## start EXTRACTED ENTRIES
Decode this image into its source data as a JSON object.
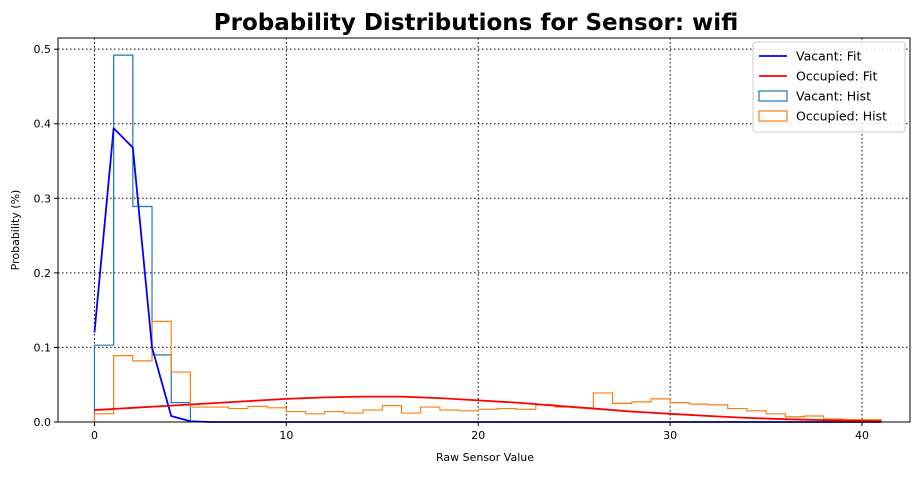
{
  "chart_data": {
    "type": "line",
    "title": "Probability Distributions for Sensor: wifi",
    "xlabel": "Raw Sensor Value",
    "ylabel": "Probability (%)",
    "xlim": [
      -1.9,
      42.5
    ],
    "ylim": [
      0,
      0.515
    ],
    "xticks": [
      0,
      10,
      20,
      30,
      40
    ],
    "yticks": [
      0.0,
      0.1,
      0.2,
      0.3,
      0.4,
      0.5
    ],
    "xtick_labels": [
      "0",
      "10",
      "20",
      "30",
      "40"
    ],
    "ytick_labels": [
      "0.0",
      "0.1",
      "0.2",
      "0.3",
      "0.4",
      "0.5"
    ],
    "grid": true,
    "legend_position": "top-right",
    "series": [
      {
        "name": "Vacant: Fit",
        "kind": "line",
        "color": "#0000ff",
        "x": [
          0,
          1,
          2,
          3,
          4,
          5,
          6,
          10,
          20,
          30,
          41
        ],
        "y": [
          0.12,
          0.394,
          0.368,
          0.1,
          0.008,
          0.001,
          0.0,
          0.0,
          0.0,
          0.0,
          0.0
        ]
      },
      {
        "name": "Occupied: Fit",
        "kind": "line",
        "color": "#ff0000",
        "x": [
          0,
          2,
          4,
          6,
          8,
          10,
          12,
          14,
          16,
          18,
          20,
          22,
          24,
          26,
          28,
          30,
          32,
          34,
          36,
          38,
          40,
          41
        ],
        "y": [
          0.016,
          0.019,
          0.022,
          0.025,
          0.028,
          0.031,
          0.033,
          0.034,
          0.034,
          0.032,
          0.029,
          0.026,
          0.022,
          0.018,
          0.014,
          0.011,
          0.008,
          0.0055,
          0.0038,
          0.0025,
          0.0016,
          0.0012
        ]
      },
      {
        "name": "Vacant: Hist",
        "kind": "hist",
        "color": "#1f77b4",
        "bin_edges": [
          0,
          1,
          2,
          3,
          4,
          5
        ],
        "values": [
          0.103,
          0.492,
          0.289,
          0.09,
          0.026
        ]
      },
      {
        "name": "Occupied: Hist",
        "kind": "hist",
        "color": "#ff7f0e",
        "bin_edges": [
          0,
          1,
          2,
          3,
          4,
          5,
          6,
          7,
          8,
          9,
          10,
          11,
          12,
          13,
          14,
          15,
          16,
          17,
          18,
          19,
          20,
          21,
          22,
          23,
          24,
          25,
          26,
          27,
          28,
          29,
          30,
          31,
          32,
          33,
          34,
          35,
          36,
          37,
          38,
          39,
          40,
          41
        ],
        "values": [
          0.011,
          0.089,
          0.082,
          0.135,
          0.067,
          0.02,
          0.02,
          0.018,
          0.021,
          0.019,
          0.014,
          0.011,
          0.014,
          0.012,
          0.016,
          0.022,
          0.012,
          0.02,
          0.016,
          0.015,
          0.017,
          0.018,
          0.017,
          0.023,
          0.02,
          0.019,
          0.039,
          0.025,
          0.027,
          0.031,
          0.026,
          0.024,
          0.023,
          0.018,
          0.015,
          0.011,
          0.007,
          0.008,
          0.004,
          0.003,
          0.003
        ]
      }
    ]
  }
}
## end EXTRACTED ENTRIES
• [WRITTEN INSTRUCTION]: Select all lines with the word "name" from the entries above.

• [THE ANSWER]:
        "name": "Vacant: Fit",
        "name": "Occupied: Fit",
        "name": "Vacant: Hist",
        "name": "Occupied: Hist",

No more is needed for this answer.